> **Written task**
Return a copy of every line in the records that includes the word "without".

^^^^

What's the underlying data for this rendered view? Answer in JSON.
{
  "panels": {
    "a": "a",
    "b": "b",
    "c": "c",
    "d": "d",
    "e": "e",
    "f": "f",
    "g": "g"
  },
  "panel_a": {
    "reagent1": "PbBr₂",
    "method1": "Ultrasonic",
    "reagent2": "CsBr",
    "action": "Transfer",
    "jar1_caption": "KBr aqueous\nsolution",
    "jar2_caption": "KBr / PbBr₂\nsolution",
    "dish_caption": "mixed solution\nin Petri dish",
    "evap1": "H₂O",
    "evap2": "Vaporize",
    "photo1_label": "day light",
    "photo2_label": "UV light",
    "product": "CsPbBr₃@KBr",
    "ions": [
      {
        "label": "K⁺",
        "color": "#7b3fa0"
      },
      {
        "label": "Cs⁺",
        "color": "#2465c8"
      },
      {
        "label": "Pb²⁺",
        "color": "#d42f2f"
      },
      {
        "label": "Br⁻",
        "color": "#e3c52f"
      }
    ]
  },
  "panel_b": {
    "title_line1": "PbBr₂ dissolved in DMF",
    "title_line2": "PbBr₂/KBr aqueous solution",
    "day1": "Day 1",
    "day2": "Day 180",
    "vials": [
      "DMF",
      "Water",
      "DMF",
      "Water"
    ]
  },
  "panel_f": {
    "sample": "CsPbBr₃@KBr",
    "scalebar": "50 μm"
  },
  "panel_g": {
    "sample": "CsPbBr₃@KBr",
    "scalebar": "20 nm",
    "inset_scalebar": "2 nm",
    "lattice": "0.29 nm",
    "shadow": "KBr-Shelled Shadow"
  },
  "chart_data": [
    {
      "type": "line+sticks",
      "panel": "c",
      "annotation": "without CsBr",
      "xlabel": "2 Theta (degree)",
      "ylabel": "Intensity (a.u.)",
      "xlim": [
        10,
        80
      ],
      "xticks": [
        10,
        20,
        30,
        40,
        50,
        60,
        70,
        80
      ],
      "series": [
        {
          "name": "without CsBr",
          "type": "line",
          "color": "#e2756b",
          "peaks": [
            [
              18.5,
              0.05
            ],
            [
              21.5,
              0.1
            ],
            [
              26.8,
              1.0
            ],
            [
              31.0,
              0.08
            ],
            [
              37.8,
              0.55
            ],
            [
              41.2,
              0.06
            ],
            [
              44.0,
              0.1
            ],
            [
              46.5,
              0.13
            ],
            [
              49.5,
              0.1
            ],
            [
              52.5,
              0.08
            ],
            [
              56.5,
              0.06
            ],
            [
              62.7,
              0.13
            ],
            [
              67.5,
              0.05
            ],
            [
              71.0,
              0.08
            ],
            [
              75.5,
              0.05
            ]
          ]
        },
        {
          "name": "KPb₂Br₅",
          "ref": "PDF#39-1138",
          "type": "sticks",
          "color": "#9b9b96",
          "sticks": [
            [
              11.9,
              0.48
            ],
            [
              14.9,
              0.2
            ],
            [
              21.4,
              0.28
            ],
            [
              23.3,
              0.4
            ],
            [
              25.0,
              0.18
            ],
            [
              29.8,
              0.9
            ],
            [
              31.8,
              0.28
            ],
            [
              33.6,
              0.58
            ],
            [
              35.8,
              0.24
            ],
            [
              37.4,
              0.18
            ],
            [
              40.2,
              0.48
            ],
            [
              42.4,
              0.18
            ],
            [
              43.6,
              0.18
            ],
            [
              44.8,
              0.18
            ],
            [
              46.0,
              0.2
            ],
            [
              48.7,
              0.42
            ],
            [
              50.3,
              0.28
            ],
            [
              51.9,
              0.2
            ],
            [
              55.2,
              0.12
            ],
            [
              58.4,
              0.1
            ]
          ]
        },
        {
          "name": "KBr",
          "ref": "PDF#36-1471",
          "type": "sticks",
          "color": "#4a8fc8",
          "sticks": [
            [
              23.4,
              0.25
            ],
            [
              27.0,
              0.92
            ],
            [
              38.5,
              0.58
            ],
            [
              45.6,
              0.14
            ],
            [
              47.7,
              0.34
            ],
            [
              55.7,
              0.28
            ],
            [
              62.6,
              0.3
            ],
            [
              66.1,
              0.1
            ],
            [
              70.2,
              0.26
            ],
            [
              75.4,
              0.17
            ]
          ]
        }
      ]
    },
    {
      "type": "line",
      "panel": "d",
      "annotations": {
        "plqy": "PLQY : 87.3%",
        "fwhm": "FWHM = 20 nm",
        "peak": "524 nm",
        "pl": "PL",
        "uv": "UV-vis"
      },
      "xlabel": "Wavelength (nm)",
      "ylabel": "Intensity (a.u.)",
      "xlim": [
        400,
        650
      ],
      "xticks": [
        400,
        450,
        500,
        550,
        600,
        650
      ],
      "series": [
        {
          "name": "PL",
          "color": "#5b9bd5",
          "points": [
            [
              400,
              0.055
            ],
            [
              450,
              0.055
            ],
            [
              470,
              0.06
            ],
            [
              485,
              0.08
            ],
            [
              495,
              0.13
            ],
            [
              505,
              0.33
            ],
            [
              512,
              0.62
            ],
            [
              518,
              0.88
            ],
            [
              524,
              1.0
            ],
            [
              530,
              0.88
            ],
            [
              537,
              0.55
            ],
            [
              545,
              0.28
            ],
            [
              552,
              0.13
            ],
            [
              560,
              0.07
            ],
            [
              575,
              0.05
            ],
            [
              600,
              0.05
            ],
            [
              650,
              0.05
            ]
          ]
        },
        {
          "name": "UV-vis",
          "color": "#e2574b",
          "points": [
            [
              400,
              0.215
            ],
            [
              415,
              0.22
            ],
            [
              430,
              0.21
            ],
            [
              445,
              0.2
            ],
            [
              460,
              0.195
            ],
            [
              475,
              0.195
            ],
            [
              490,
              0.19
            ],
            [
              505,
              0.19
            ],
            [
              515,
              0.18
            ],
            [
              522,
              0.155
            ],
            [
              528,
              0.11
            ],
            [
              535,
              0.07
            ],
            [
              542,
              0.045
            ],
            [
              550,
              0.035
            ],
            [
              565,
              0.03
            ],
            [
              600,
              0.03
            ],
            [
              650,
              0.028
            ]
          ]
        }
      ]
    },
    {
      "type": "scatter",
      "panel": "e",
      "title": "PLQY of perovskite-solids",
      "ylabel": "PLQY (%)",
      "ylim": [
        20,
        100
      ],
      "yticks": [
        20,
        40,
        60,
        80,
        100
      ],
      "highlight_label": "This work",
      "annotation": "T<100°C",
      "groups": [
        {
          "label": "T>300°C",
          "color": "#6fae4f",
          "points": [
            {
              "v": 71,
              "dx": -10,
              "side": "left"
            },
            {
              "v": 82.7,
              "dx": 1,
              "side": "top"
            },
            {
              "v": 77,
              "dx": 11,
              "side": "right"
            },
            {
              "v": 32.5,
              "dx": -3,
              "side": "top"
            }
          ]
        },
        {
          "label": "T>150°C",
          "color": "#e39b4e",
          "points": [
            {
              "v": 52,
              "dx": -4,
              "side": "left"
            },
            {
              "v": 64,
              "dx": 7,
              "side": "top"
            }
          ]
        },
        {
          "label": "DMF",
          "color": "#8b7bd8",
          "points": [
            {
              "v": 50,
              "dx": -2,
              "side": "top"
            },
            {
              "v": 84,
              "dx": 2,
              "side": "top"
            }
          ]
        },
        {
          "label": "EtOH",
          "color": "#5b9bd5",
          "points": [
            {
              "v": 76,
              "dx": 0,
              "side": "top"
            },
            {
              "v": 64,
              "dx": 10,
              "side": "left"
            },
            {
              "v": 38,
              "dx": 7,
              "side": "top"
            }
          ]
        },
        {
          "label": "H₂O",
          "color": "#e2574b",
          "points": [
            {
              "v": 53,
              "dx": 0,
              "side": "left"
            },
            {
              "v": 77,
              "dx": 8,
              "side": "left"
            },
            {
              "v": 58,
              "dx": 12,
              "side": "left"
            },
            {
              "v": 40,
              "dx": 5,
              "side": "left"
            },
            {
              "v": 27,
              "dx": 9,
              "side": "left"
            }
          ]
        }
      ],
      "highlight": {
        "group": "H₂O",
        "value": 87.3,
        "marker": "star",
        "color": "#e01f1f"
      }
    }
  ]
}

^^^^

> **Expected answer**
      "annotation": "without CsBr",
          "name": "without CsBr",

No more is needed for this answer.